» **Records for the exercise**:
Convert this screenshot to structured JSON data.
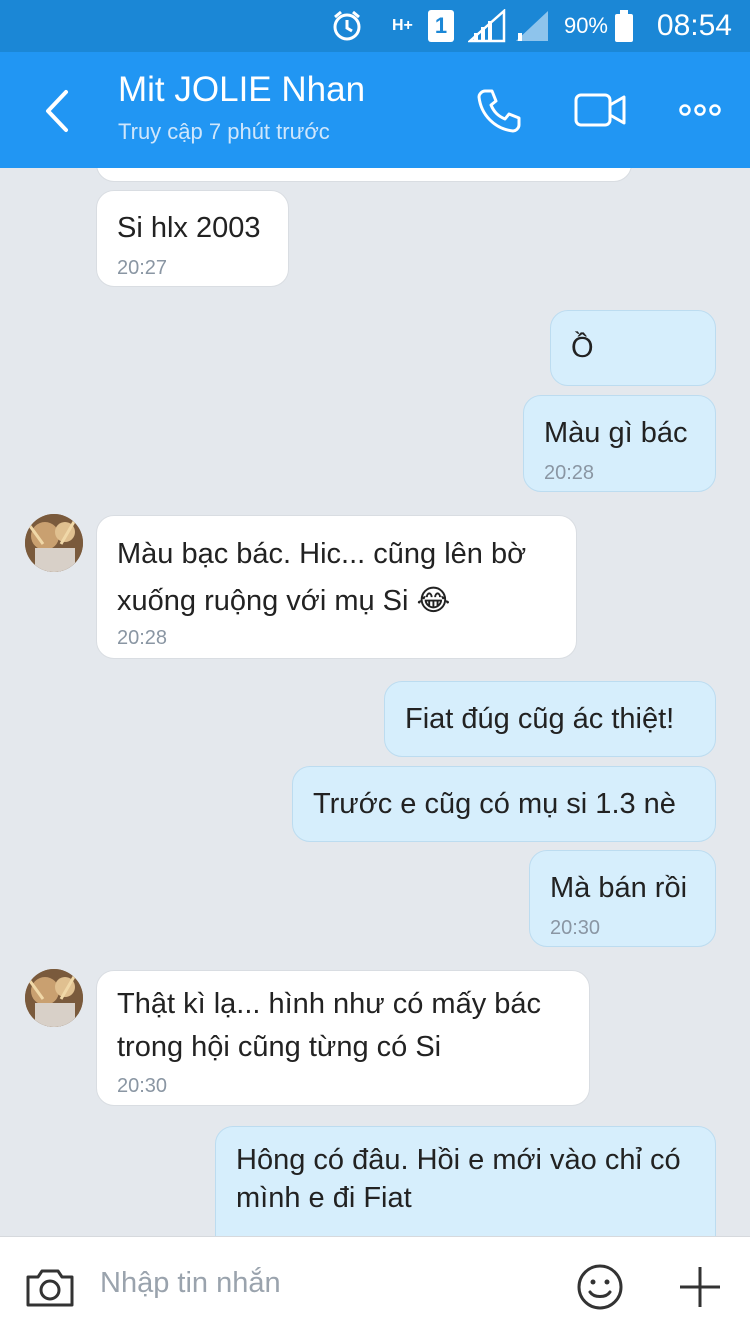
{
  "status_bar": {
    "battery": "90%",
    "time": "08:54",
    "network": "H+",
    "sim": "1"
  },
  "header": {
    "title": "Mit JOLIE Nhan",
    "subtitle": "Truy cập 7 phút trước"
  },
  "messages": [
    {
      "side": "in",
      "text": "Si hlx 2003",
      "time": "20:27"
    },
    {
      "side": "out",
      "text": "Ồ",
      "time": ""
    },
    {
      "side": "out",
      "text": "Màu gì bác",
      "time": "20:28"
    },
    {
      "side": "in",
      "line1": "Màu bạc bác. Hic... cũng lên bờ",
      "line2": "xuống ruộng với mụ Si",
      "emoji": "😂",
      "time": "20:28"
    },
    {
      "side": "out",
      "text": "Fiat đúg cũg ác thiệt!",
      "time": ""
    },
    {
      "side": "out",
      "text": "Trước e cũg có mụ si 1.3 nè",
      "time": ""
    },
    {
      "side": "out",
      "text": "Mà bán rồi",
      "time": "20:30"
    },
    {
      "side": "in",
      "line1": "Thật kì lạ... hình như có mấy bác",
      "line2": "trong hội cũng từng có Si",
      "time": "20:30"
    },
    {
      "side": "out",
      "line1": "Hông có đâu. Hồi e mới vào chỉ có",
      "line2": "mình e đi Fiat",
      "time": ""
    }
  ],
  "input": {
    "placeholder": "Nhập tin nhắn"
  },
  "icons": [
    "back-icon",
    "phone-icon",
    "video-call-icon",
    "more-options-icon",
    "camera-icon",
    "emoji-icon",
    "plus-icon"
  ],
  "colors": {
    "header": "#2196f3",
    "status_bar": "#1b87d6",
    "outgoing_bubble": "#d6eefc",
    "incoming_bubble": "#ffffff",
    "background": "#e4e8ed"
  }
}
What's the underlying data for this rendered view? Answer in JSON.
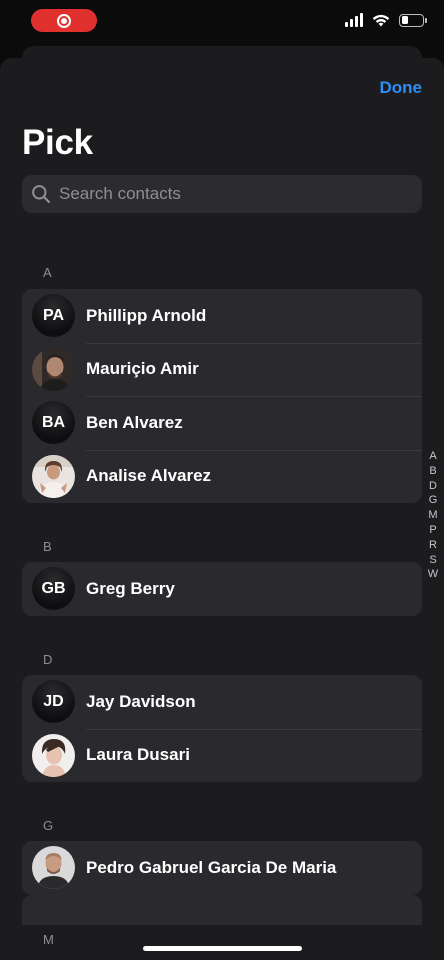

» **Task prompt**: Give an exact copy of the material, leaving out every picture.

» **Problem solution**:
Convert this screenshot to structured JSON data.
{
  "status_bar": {
    "battery": "90%",
    "time": "08:54",
    "network": "H+",
    "sim": "1"
  },
  "header": {
    "title": "Mit JOLIE Nhan",
    "subtitle": "Truy cập 7 phút trước"
  },
  "messages": [
    {
      "side": "in",
      "text": "Si hlx 2003",
      "time": "20:27"
    },
    {
      "side": "out",
      "text": "Ồ",
      "time": ""
    },
    {
      "side": "out",
      "text": "Màu gì bác",
      "time": "20:28"
    },
    {
      "side": "in",
      "line1": "Màu bạc bác. Hic... cũng lên bờ",
      "line2": "xuống ruộng với mụ Si",
      "emoji": "😂",
      "time": "20:28"
    },
    {
      "side": "out",
      "text": "Fiat đúg cũg ác thiệt!",
      "time": ""
    },
    {
      "side": "out",
      "text": "Trước e cũg có mụ si 1.3 nè",
      "time": ""
    },
    {
      "side": "out",
      "text": "Mà bán rồi",
      "time": "20:30"
    },
    {
      "side": "in",
      "line1": "Thật kì lạ... hình như có mấy bác",
      "line2": "trong hội cũng từng có Si",
      "time": "20:30"
    },
    {
      "side": "out",
      "line1": "Hông có đâu. Hồi e mới vào chỉ có",
      "line2": "mình e đi Fiat",
      "time": ""
    }
  ],
  "input": {
    "placeholder": "Nhập tin nhắn"
  },
  "icons": [
    "back-icon",
    "phone-icon",
    "video-call-icon",
    "more-options-icon",
    "camera-icon",
    "emoji-icon",
    "plus-icon"
  ],
  "colors": {
    "header": "#2196f3",
    "status_bar": "#1b87d6",
    "outgoing_bubble": "#d6eefc",
    "incoming_bubble": "#ffffff",
    "background": "#e4e8ed"
  }
}
What's the underlying data for this rendered view? Answer in JSON.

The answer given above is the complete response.